Given instruction: Using the listing below, report all lines holding the word "details".

(Dataset records)
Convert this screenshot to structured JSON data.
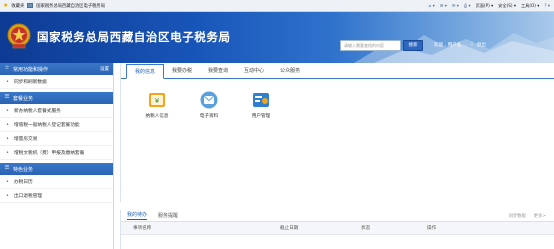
{
  "browser": {
    "favorites_label": "收藏夹",
    "tab_title": "国家税务总局西藏自治区电子税务局",
    "menu": [
      "页面(P) ▾",
      "安全(S) ▾",
      "工具(O) ▾"
    ]
  },
  "header": {
    "title": "国家税务总局西藏自治区电子税务局",
    "search_placeholder": "请输入需要查找的内容",
    "search_button": "搜索",
    "user_text": "欢迎 , 用户名 ...",
    "logout": "退出"
  },
  "sidebar": {
    "sections": [
      {
        "title": "常用功能和操作",
        "action": "设置",
        "icon": "star-icon",
        "items": [
          "同步和刷新数据"
        ]
      },
      {
        "title": "套餐业务",
        "icon": "list-icon",
        "items": [
          "新办纳税人套餐式服务",
          "增值税一般纳税人登记套餐功能",
          "增量房交易",
          "增税文税机（费）申报及缴纳套餐"
        ]
      },
      {
        "title": "特色业务",
        "icon": "list-icon",
        "items": [
          "办税日历",
          "出口退税管理"
        ]
      }
    ]
  },
  "main": {
    "tabs": [
      "我的信息",
      "我要办税",
      "我要查询",
      "互动中心",
      "公众服务"
    ],
    "active_tab": 0,
    "apps": [
      {
        "label": "纳税人信息",
        "icon": "taxpayer-info-icon"
      },
      {
        "label": "电子资料",
        "icon": "electronic-docs-icon"
      },
      {
        "label": "用户管理",
        "icon": "user-management-icon"
      }
    ]
  },
  "bottom": {
    "tabs": [
      "我的待办",
      "服务提醒"
    ],
    "right_links": [
      "同步数据",
      "更多>"
    ],
    "columns": [
      "事项名称",
      "截止日期",
      "状态",
      "操作"
    ]
  },
  "colors": {
    "header_dark": "#0d3a93",
    "accent": "#3a77c9"
  }
}
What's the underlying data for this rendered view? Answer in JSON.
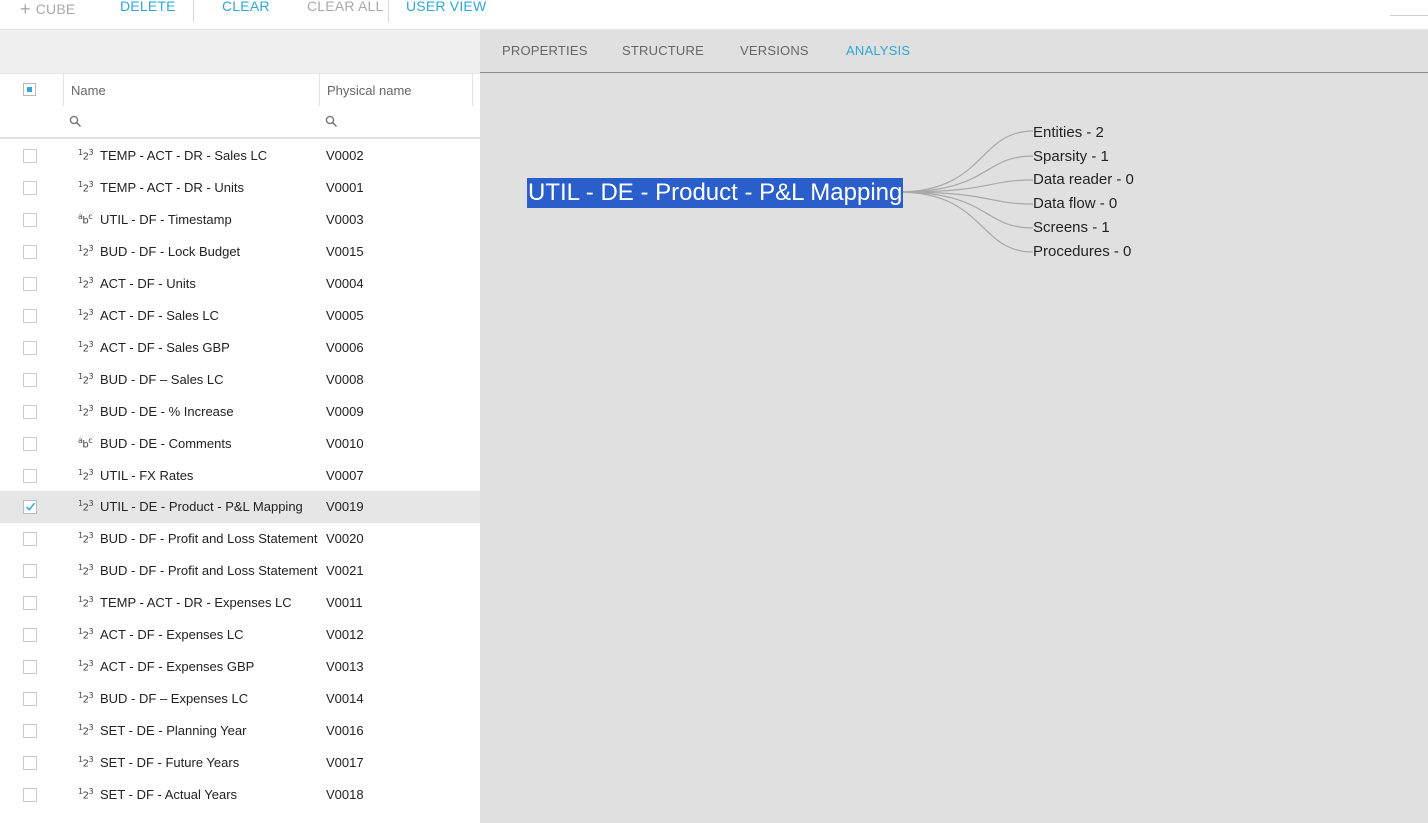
{
  "toolbar": {
    "cube_label": "CUBE",
    "delete_label": "DELETE",
    "clear_label": "CLEAR",
    "clear_all_label": "CLEAR ALL",
    "user_view_label": "USER VIEW"
  },
  "grid": {
    "columns": {
      "name": "Name",
      "physical_name": "Physical name"
    },
    "rows": [
      {
        "type": "numeric",
        "name": "TEMP - ACT - DR - Sales LC",
        "physical": "V0002",
        "checked": false
      },
      {
        "type": "numeric",
        "name": "TEMP - ACT - DR - Units",
        "physical": "V0001",
        "checked": false
      },
      {
        "type": "text",
        "name": "UTIL - DF - Timestamp",
        "physical": "V0003",
        "checked": false
      },
      {
        "type": "numeric",
        "name": "BUD - DF - Lock Budget",
        "physical": "V0015",
        "checked": false
      },
      {
        "type": "numeric",
        "name": "ACT - DF - Units",
        "physical": "V0004",
        "checked": false
      },
      {
        "type": "numeric",
        "name": "ACT - DF - Sales LC",
        "physical": "V0005",
        "checked": false
      },
      {
        "type": "numeric",
        "name": "ACT - DF - Sales GBP",
        "physical": "V0006",
        "checked": false
      },
      {
        "type": "numeric",
        "name": "BUD - DF – Sales LC",
        "physical": "V0008",
        "checked": false
      },
      {
        "type": "numeric",
        "name": "BUD - DE - % Increase",
        "physical": "V0009",
        "checked": false
      },
      {
        "type": "text",
        "name": "BUD - DE - Comments",
        "physical": "V0010",
        "checked": false
      },
      {
        "type": "numeric",
        "name": "UTIL - FX Rates",
        "physical": "V0007",
        "checked": false
      },
      {
        "type": "numeric",
        "name": "UTIL - DE - Product - P&L Mapping",
        "physical": "V0019",
        "checked": true
      },
      {
        "type": "numeric",
        "name": "BUD - DF - Profit and Loss Statement",
        "physical": "V0020",
        "checked": false
      },
      {
        "type": "numeric",
        "name": "BUD - DF - Profit and Loss Statement",
        "physical": "V0021",
        "checked": false
      },
      {
        "type": "numeric",
        "name": "TEMP - ACT - DR - Expenses LC",
        "physical": "V0011",
        "checked": false
      },
      {
        "type": "numeric",
        "name": "ACT - DF - Expenses LC",
        "physical": "V0012",
        "checked": false
      },
      {
        "type": "numeric",
        "name": "ACT - DF - Expenses GBP",
        "physical": "V0013",
        "checked": false
      },
      {
        "type": "numeric",
        "name": "BUD - DF – Expenses LC",
        "physical": "V0014",
        "checked": false
      },
      {
        "type": "numeric",
        "name": "SET - DE - Planning Year",
        "physical": "V0016",
        "checked": false
      },
      {
        "type": "numeric",
        "name": "SET - DF - Future Years",
        "physical": "V0017",
        "checked": false
      },
      {
        "type": "numeric",
        "name": "SET - DF - Actual Years",
        "physical": "V0018",
        "checked": false
      }
    ]
  },
  "panel": {
    "tabs": [
      {
        "label": "PROPERTIES",
        "active": false
      },
      {
        "label": "STRUCTURE",
        "active": false
      },
      {
        "label": "VERSIONS",
        "active": false
      },
      {
        "label": "ANALYSIS",
        "active": true
      }
    ],
    "analysis": {
      "root": "UTIL - DE - Product - P&L Mapping",
      "leaves": [
        "Entities - 2",
        "Sparsity - 1",
        "Data reader - 0",
        "Data flow - 0",
        "Screens - 1",
        "Procedures - 0"
      ]
    }
  },
  "colors": {
    "accent": "#2ea8d6",
    "selection": "#2a5fcb",
    "panel_bg": "#e0e0e0",
    "selected_row": "#e6e6e6"
  }
}
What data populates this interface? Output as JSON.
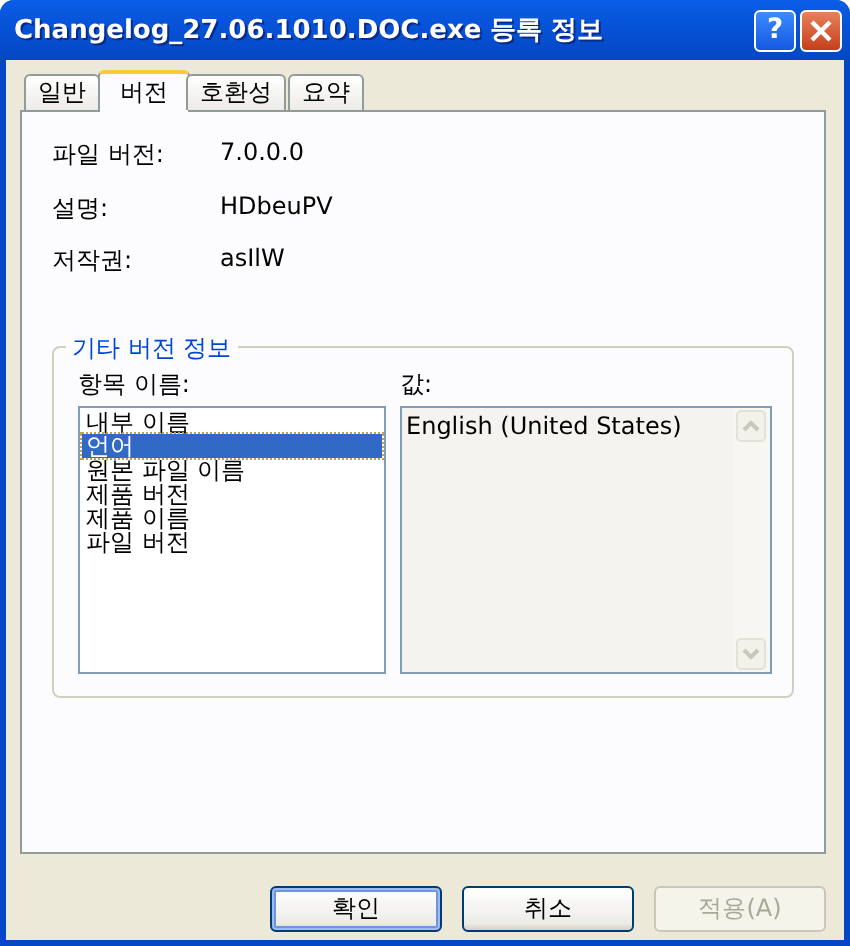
{
  "window": {
    "title": "Changelog_27.06.1010.DOC.exe 등록 정보",
    "help": "?"
  },
  "tabs": [
    {
      "label": "일반",
      "selected": false
    },
    {
      "label": "버전",
      "selected": true
    },
    {
      "label": "호환성",
      "selected": false
    },
    {
      "label": "요약",
      "selected": false
    }
  ],
  "properties": [
    {
      "label": "파일 버전:",
      "value": "7.0.0.0"
    },
    {
      "label": "설명:",
      "value": "HDbeuPV"
    },
    {
      "label": "저작권:",
      "value": "asIlW"
    }
  ],
  "version_group": {
    "title": "기타 버전 정보",
    "names_label": "항목 이름:",
    "value_label": "값:",
    "items": [
      {
        "label": "내부 이름",
        "selected": false
      },
      {
        "label": "언어",
        "selected": true
      },
      {
        "label": "원본 파일 이름",
        "selected": false
      },
      {
        "label": "제품 버전",
        "selected": false
      },
      {
        "label": "제품 이름",
        "selected": false
      },
      {
        "label": "파일 버전",
        "selected": false
      }
    ],
    "value": "English (United States)"
  },
  "buttons": [
    {
      "label": "확인",
      "default": true,
      "disabled": false
    },
    {
      "label": "취소",
      "default": false,
      "disabled": false
    },
    {
      "label": "적용(A)",
      "default": false,
      "disabled": true
    }
  ]
}
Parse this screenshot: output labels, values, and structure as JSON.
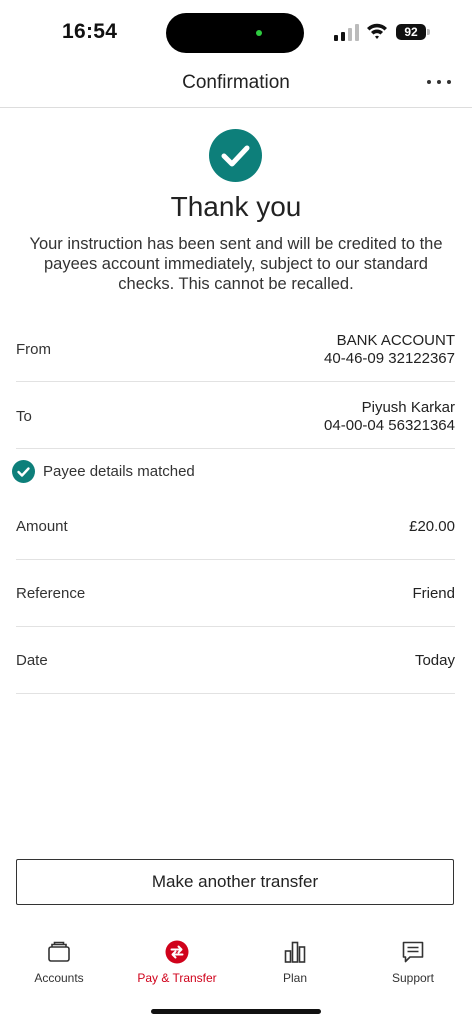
{
  "status": {
    "time": "16:54",
    "battery": "92"
  },
  "header": {
    "title": "Confirmation"
  },
  "confirmation": {
    "title": "Thank you",
    "message": "Your instruction has been sent and will be credited to the payees account immediately, subject to our standard checks.  This cannot be recalled."
  },
  "details": {
    "from": {
      "label": "From",
      "line1": "BANK ACCOUNT",
      "line2": "40-46-09 32122367"
    },
    "to": {
      "label": "To",
      "line1": "Piyush Karkar",
      "line2": "04-00-04 56321364"
    },
    "payee_match": "Payee details matched",
    "amount": {
      "label": "Amount",
      "value": "£20.00"
    },
    "reference": {
      "label": "Reference",
      "value": "Friend"
    },
    "date": {
      "label": "Date",
      "value": "Today"
    }
  },
  "actions": {
    "make_another": "Make another transfer"
  },
  "tabs": [
    {
      "label": "Accounts",
      "icon": "wallet-icon"
    },
    {
      "label": "Pay & Transfer",
      "icon": "transfer-arrows-icon"
    },
    {
      "label": "Plan",
      "icon": "bar-chart-icon"
    },
    {
      "label": "Support",
      "icon": "chat-icon"
    }
  ],
  "colors": {
    "accent": "#0d7f7a",
    "active_tab": "#d0021b"
  }
}
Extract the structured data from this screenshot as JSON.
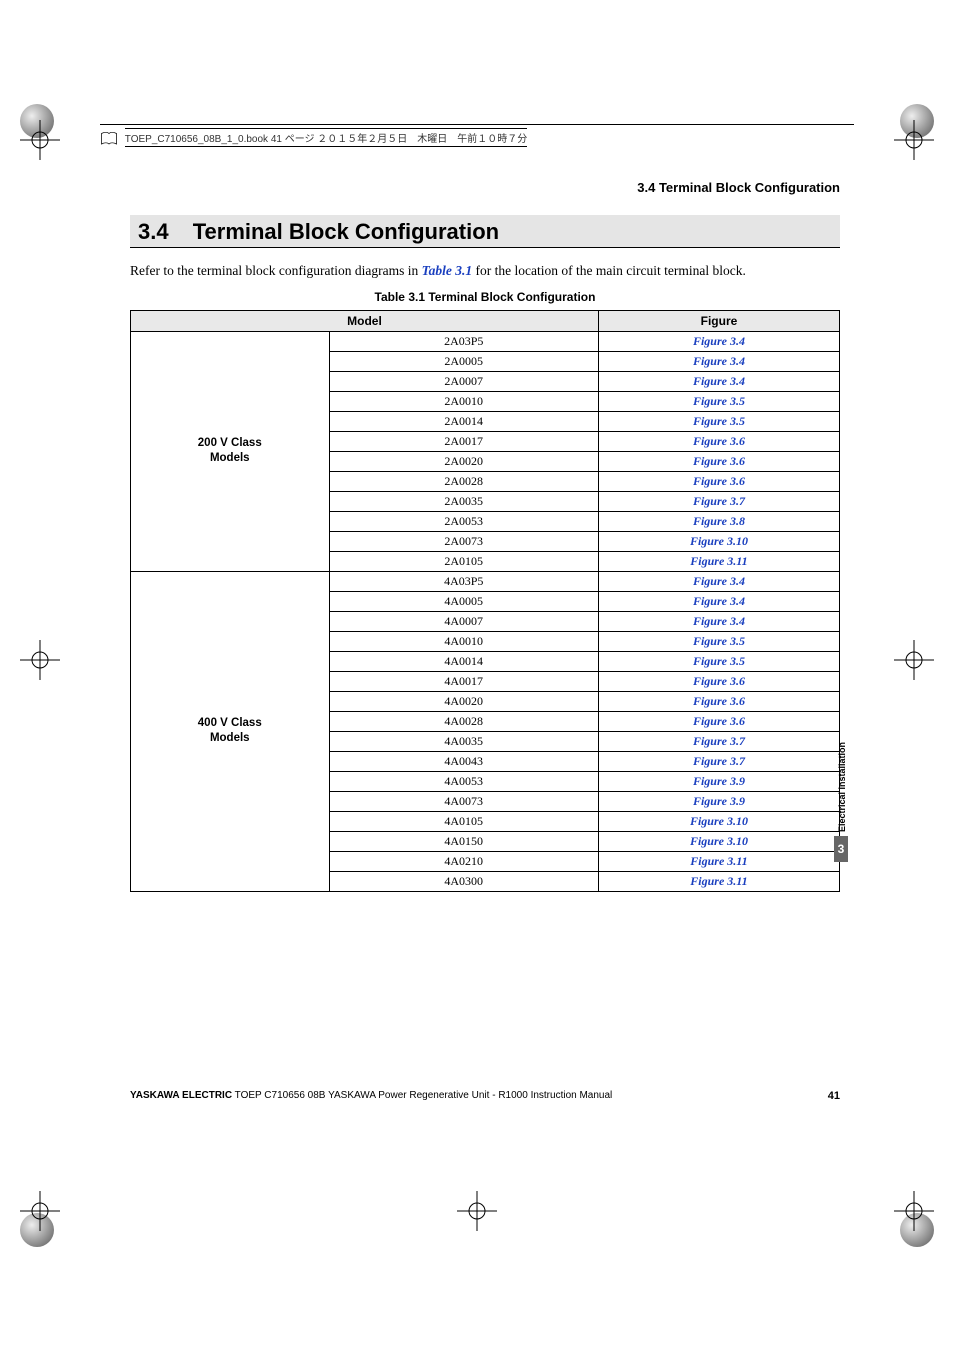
{
  "running_header": "3.4  Terminal Block Configuration",
  "section": {
    "number": "3.4",
    "title": "Terminal Block Configuration"
  },
  "intro_prefix": "Refer to the terminal block configuration diagrams in ",
  "intro_ref": "Table 3.1",
  "intro_suffix": " for the location of the main circuit terminal block.",
  "table_caption": "Table 3.1  Terminal Block Configuration",
  "table": {
    "headers": {
      "model": "Model",
      "figure": "Figure"
    },
    "groups": [
      {
        "label": "200 V Class\nModels",
        "rows": [
          {
            "model": "2A03P5",
            "figure": "Figure 3.4"
          },
          {
            "model": "2A0005",
            "figure": "Figure 3.4"
          },
          {
            "model": "2A0007",
            "figure": "Figure 3.4"
          },
          {
            "model": "2A0010",
            "figure": "Figure 3.5"
          },
          {
            "model": "2A0014",
            "figure": "Figure 3.5"
          },
          {
            "model": "2A0017",
            "figure": "Figure 3.6"
          },
          {
            "model": "2A0020",
            "figure": "Figure 3.6"
          },
          {
            "model": "2A0028",
            "figure": "Figure 3.6"
          },
          {
            "model": "2A0035",
            "figure": "Figure 3.7"
          },
          {
            "model": "2A0053",
            "figure": "Figure 3.8"
          },
          {
            "model": "2A0073",
            "figure": "Figure 3.10"
          },
          {
            "model": "2A0105",
            "figure": "Figure 3.11"
          }
        ]
      },
      {
        "label": "400 V Class\nModels",
        "rows": [
          {
            "model": "4A03P5",
            "figure": "Figure 3.4"
          },
          {
            "model": "4A0005",
            "figure": "Figure 3.4"
          },
          {
            "model": "4A0007",
            "figure": "Figure 3.4"
          },
          {
            "model": "4A0010",
            "figure": "Figure 3.5"
          },
          {
            "model": "4A0014",
            "figure": "Figure 3.5"
          },
          {
            "model": "4A0017",
            "figure": "Figure 3.6"
          },
          {
            "model": "4A0020",
            "figure": "Figure 3.6"
          },
          {
            "model": "4A0028",
            "figure": "Figure 3.6"
          },
          {
            "model": "4A0035",
            "figure": "Figure 3.7"
          },
          {
            "model": "4A0043",
            "figure": "Figure 3.7"
          },
          {
            "model": "4A0053",
            "figure": "Figure 3.9"
          },
          {
            "model": "4A0073",
            "figure": "Figure 3.9"
          },
          {
            "model": "4A0105",
            "figure": "Figure 3.10"
          },
          {
            "model": "4A0150",
            "figure": "Figure 3.10"
          },
          {
            "model": "4A0210",
            "figure": "Figure 3.11"
          },
          {
            "model": "4A0300",
            "figure": "Figure 3.11"
          }
        ]
      }
    ]
  },
  "side_tab": {
    "label": "Electrical Installation",
    "chapter": "3"
  },
  "footer": {
    "brand": "YASKAWA ELECTRIC",
    "doc": " TOEP C710656 08B YASKAWA Power Regenerative Unit - R1000 Instruction Manual",
    "page": "41"
  },
  "book_header": "TOEP_C710656_08B_1_0.book  41 ページ  ２０１５年２月５日　木曜日　午前１０時７分"
}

Completed task:
  "details": {
    "payee_match": "Payee details matched",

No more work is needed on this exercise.